___ Task input

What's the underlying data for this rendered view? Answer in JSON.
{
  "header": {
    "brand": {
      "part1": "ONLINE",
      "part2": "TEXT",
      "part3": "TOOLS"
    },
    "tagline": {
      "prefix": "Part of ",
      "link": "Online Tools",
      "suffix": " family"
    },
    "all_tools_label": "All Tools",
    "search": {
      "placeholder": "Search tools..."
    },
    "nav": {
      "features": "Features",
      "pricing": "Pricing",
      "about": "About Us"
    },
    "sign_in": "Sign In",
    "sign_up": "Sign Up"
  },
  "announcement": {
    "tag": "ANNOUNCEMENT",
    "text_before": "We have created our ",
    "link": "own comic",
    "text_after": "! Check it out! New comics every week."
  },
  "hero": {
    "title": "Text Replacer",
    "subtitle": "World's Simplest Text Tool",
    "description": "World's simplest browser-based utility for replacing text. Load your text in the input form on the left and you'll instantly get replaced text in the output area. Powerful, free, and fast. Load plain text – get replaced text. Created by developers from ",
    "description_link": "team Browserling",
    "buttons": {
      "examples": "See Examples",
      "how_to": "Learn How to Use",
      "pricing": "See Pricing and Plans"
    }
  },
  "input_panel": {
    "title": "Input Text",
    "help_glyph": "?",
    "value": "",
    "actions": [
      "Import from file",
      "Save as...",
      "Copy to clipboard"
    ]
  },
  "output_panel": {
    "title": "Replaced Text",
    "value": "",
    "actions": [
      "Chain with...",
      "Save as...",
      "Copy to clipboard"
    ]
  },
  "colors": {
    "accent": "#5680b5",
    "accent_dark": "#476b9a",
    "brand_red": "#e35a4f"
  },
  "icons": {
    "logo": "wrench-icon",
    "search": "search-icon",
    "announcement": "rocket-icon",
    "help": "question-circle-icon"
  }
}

______

• _The problem_
Emit the records above again, exactly, with no line skipped.

• _Solution to this exercise_
What's the underlying data for this rendered view? Answer in JSON.
{
  "header": {
    "brand": {
      "part1": "ONLINE",
      "part2": "TEXT",
      "part3": "TOOLS"
    },
    "tagline": {
      "prefix": "Part of ",
      "link": "Online Tools",
      "suffix": " family"
    },
    "all_tools_label": "All Tools",
    "search": {
      "placeholder": "Search tools..."
    },
    "nav": {
      "features": "Features",
      "pricing": "Pricing",
      "about": "About Us"
    },
    "sign_in": "Sign In",
    "sign_up": "Sign Up"
  },
  "announcement": {
    "tag": "ANNOUNCEMENT",
    "text_before": "We have created our ",
    "link": "own comic",
    "text_after": "! Check it out! New comics every week."
  },
  "hero": {
    "title": "Text Replacer",
    "subtitle": "World's Simplest Text Tool",
    "description": "World's simplest browser-based utility for replacing text. Load your text in the input form on the left and you'll instantly get replaced text in the output area. Powerful, free, and fast. Load plain text – get replaced text. Created by developers from ",
    "description_link": "team Browserling",
    "buttons": {
      "examples": "See Examples",
      "how_to": "Learn How to Use",
      "pricing": "See Pricing and Plans"
    }
  },
  "input_panel": {
    "title": "Input Text",
    "help_glyph": "?",
    "value": "",
    "actions": [
      "Import from file",
      "Save as...",
      "Copy to clipboard"
    ]
  },
  "output_panel": {
    "title": "Replaced Text",
    "value": "",
    "actions": [
      "Chain with...",
      "Save as...",
      "Copy to clipboard"
    ]
  },
  "colors": {
    "accent": "#5680b5",
    "accent_dark": "#476b9a",
    "brand_red": "#e35a4f"
  },
  "icons": {
    "logo": "wrench-icon",
    "search": "search-icon",
    "announcement": "rocket-icon",
    "help": "question-circle-icon"
  }
}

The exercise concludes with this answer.